+++ Records for processing
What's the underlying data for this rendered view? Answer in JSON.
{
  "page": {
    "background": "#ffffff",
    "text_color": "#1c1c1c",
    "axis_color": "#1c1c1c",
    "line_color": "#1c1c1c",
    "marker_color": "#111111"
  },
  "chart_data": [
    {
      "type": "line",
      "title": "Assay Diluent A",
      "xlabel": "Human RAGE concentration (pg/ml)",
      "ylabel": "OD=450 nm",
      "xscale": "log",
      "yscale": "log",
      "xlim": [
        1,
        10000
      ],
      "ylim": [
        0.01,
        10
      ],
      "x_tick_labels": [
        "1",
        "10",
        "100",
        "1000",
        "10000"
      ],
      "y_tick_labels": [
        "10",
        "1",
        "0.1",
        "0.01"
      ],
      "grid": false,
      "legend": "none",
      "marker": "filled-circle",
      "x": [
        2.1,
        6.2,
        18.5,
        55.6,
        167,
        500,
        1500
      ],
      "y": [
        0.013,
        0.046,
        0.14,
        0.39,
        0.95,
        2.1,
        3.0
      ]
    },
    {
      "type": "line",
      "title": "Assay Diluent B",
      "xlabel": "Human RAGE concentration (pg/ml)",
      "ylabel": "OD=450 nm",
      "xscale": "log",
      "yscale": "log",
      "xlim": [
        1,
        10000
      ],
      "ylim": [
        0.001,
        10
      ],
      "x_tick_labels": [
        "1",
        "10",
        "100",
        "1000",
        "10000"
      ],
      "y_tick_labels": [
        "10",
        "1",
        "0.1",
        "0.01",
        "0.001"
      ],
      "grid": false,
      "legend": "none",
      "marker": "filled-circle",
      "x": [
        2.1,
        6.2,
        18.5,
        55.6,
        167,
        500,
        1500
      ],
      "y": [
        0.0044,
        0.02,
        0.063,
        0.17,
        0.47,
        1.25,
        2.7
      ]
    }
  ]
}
++++++
* [Exercise aim]: Write out the data above again, word for word.

* [Problem solution]:
What's the underlying data for this rendered view? Answer in JSON.
{
  "page": {
    "background": "#ffffff",
    "text_color": "#1c1c1c",
    "axis_color": "#1c1c1c",
    "line_color": "#1c1c1c",
    "marker_color": "#111111"
  },
  "chart_data": [
    {
      "type": "line",
      "title": "Assay Diluent A",
      "xlabel": "Human RAGE concentration (pg/ml)",
      "ylabel": "OD=450 nm",
      "xscale": "log",
      "yscale": "log",
      "xlim": [
        1,
        10000
      ],
      "ylim": [
        0.01,
        10
      ],
      "x_tick_labels": [
        "1",
        "10",
        "100",
        "1000",
        "10000"
      ],
      "y_tick_labels": [
        "10",
        "1",
        "0.1",
        "0.01"
      ],
      "grid": false,
      "legend": "none",
      "marker": "filled-circle",
      "x": [
        2.1,
        6.2,
        18.5,
        55.6,
        167,
        500,
        1500
      ],
      "y": [
        0.013,
        0.046,
        0.14,
        0.39,
        0.95,
        2.1,
        3.0
      ]
    },
    {
      "type": "line",
      "title": "Assay Diluent B",
      "xlabel": "Human RAGE concentration (pg/ml)",
      "ylabel": "OD=450 nm",
      "xscale": "log",
      "yscale": "log",
      "xlim": [
        1,
        10000
      ],
      "ylim": [
        0.001,
        10
      ],
      "x_tick_labels": [
        "1",
        "10",
        "100",
        "1000",
        "10000"
      ],
      "y_tick_labels": [
        "10",
        "1",
        "0.1",
        "0.01",
        "0.001"
      ],
      "grid": false,
      "legend": "none",
      "marker": "filled-circle",
      "x": [
        2.1,
        6.2,
        18.5,
        55.6,
        167,
        500,
        1500
      ],
      "y": [
        0.0044,
        0.02,
        0.063,
        0.17,
        0.47,
        1.25,
        2.7
      ]
    }
  ]
}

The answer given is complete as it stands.